Stated problem: Reproduce the listing below word for word, keeping every line as it appears.

Element and coordinate listing
Begin
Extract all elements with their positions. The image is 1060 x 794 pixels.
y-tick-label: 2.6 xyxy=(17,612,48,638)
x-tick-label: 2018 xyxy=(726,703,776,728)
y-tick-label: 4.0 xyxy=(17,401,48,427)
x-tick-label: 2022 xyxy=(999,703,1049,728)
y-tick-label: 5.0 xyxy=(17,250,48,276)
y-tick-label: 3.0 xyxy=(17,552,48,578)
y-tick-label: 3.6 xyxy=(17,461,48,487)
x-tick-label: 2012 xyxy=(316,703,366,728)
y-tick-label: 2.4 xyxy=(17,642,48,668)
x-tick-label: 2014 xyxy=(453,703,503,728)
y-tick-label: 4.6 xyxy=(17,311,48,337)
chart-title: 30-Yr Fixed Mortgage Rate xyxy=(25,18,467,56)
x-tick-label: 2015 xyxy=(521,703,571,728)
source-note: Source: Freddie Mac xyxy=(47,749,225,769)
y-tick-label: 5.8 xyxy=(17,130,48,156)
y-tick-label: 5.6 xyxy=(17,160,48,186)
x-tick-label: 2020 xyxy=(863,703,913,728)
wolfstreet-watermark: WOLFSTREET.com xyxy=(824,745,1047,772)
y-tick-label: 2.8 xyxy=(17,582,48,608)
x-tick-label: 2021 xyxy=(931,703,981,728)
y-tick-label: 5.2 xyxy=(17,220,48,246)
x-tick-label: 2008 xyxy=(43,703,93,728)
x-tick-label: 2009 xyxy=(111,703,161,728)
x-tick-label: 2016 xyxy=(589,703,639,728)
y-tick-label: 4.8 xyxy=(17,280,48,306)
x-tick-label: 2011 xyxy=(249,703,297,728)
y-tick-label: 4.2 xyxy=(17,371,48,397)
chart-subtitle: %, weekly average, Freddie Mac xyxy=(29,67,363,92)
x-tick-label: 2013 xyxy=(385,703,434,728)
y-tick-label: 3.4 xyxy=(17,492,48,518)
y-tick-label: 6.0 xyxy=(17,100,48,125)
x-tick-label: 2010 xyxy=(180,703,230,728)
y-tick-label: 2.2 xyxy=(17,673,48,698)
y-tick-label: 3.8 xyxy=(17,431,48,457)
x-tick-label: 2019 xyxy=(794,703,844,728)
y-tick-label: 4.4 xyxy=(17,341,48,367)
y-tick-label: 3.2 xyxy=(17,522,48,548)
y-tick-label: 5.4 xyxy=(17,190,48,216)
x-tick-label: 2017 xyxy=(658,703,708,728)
End
Written answer:
Extract all elements with their positions. The image is 1060 x 794 pixels.
y-tick-label: 2.6 xyxy=(17,612,48,638)
x-tick-label: 2018 xyxy=(726,703,776,728)
y-tick-label: 4.0 xyxy=(17,401,48,427)
x-tick-label: 2022 xyxy=(999,703,1049,728)
y-tick-label: 5.0 xyxy=(17,250,48,276)
y-tick-label: 3.0 xyxy=(17,552,48,578)
y-tick-label: 3.6 xyxy=(17,461,48,487)
x-tick-label: 2012 xyxy=(316,703,366,728)
y-tick-label: 2.4 xyxy=(17,642,48,668)
x-tick-label: 2014 xyxy=(453,703,503,728)
y-tick-label: 4.6 xyxy=(17,311,48,337)
chart-title: 30-Yr Fixed Mortgage Rate xyxy=(25,18,467,56)
x-tick-label: 2015 xyxy=(521,703,571,728)
source-note: Source: Freddie Mac xyxy=(47,749,225,769)
y-tick-label: 5.8 xyxy=(17,130,48,156)
y-tick-label: 5.6 xyxy=(17,160,48,186)
x-tick-label: 2020 xyxy=(863,703,913,728)
wolfstreet-watermark: WOLFSTREET.com xyxy=(824,745,1047,772)
y-tick-label: 2.8 xyxy=(17,582,48,608)
x-tick-label: 2021 xyxy=(931,703,981,728)
y-tick-label: 5.2 xyxy=(17,220,48,246)
x-tick-label: 2008 xyxy=(43,703,93,728)
x-tick-label: 2009 xyxy=(111,703,161,728)
x-tick-label: 2016 xyxy=(589,703,639,728)
y-tick-label: 4.8 xyxy=(17,280,48,306)
x-tick-label: 2011 xyxy=(249,703,297,728)
y-tick-label: 4.2 xyxy=(17,371,48,397)
chart-subtitle: %, weekly average, Freddie Mac xyxy=(29,67,363,92)
x-tick-label: 2013 xyxy=(385,703,434,728)
y-tick-label: 3.4 xyxy=(17,492,48,518)
y-tick-label: 6.0 xyxy=(17,100,48,125)
x-tick-label: 2010 xyxy=(180,703,230,728)
y-tick-label: 2.2 xyxy=(17,673,48,698)
y-tick-label: 3.8 xyxy=(17,431,48,457)
x-tick-label: 2019 xyxy=(794,703,844,728)
y-tick-label: 4.4 xyxy=(17,341,48,367)
y-tick-label: 3.2 xyxy=(17,522,48,548)
y-tick-label: 5.4 xyxy=(17,190,48,216)
x-tick-label: 2017 xyxy=(658,703,708,728)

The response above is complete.